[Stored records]

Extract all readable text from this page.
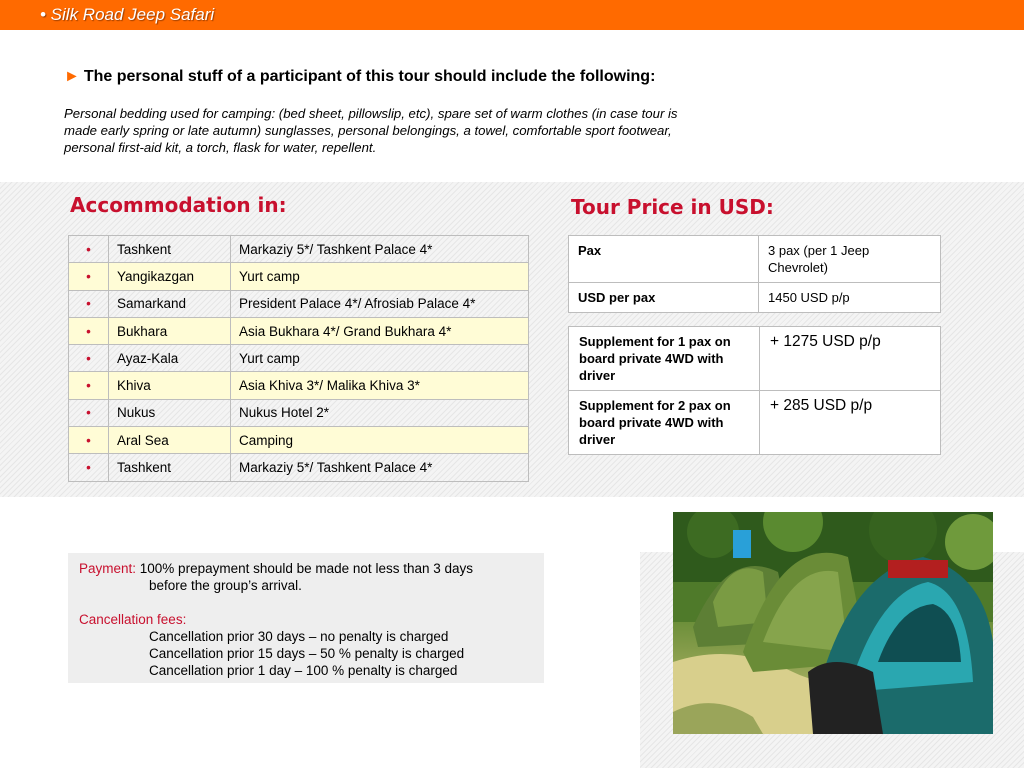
• Silk Road Jeep Safari
► The personal stuff of a participant of this tour should include the following:
Personal bedding used for camping: (bed sheet, pillowslip, etc), spare set of warm clothes (in case tour is
made early spring or late autumn) sunglasses, personal belongings, a towel, comfortable sport footwear,
personal first-aid kit, a torch, flask for water, repellent.
Accommodation in:	Tour Price in USD:
•	Tashkent	Markaziy 5*/ Tashkent Palace 4*
•	Yangikazgan	Yurt camp
•	Samarkand	President Palace 4*/ Afrosiab Palace 4*
•	Bukhara	Asia Bukhara 4*/ Grand Bukhara 4*
•	Ayaz-Kala	Yurt camp
•	Khiva	Asia Khiva 3*/ Malika Khiva 3*
•	Nukus	Nukus Hotel 2*
•	Aral Sea	Camping
•	Tashkent	Markaziy 5*/ Tashkent Palace 4*
Pax	3 pax (per 1 Jeep
Chevrolet)

USD per pax	1450 USD p/p
Supplement for 1 pax on
board private 4WD with
driver	+ 1275 USD p/p

Supplement for 2 pax on
board private 4WD with
driver	+ 285 USD p/p
Payment: 100% prepayment should be made not less than 3 days
before the group’s arrival.
Cancellation fees:
Cancellation prior 30 days – no penalty is charged
Cancellation prior 15 days – 50 % penalty is charged
Cancellation prior 1 day – 100 % penalty is charged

* _WORK INSTRUCTIONS_
Return the listing above in full and without alteration, excluding its pictures.

* _THE REPLY_
Extract all readable text from this page.
• Silk Road Jeep Safari
► The personal stuff of a participant of this tour should include the following:
Personal bedding used for camping: (bed sheet, pillowslip, etc), spare set of warm clothes (in case tour is
made early spring or late autumn) sunglasses, personal belongings, a towel, comfortable sport footwear,
personal first-aid kit, a torch, flask for water, repellent.
Accommodation in:	Tour Price in USD:
•	Tashkent	Markaziy 5*/ Tashkent Palace 4*
•	Yangikazgan	Yurt camp
•	Samarkand	President Palace 4*/ Afrosiab Palace 4*
•	Bukhara	Asia Bukhara 4*/ Grand Bukhara 4*
•	Ayaz-Kala	Yurt camp
•	Khiva	Asia Khiva 3*/ Malika Khiva 3*
•	Nukus	Nukus Hotel 2*
•	Aral Sea	Camping
•	Tashkent	Markaziy 5*/ Tashkent Palace 4*
Pax	3 pax (per 1 Jeep
Chevrolet)

USD per pax	1450 USD p/p
Supplement for 1 pax on
board private 4WD with
driver	+ 1275 USD p/p

Supplement for 2 pax on
board private 4WD with
driver	+ 285 USD p/p
Payment: 100% prepayment should be made not less than 3 days
before the group’s arrival.
Cancellation fees:
Cancellation prior 30 days – no penalty is charged
Cancellation prior 15 days – 50 % penalty is charged
Cancellation prior 1 day – 100 % penalty is charged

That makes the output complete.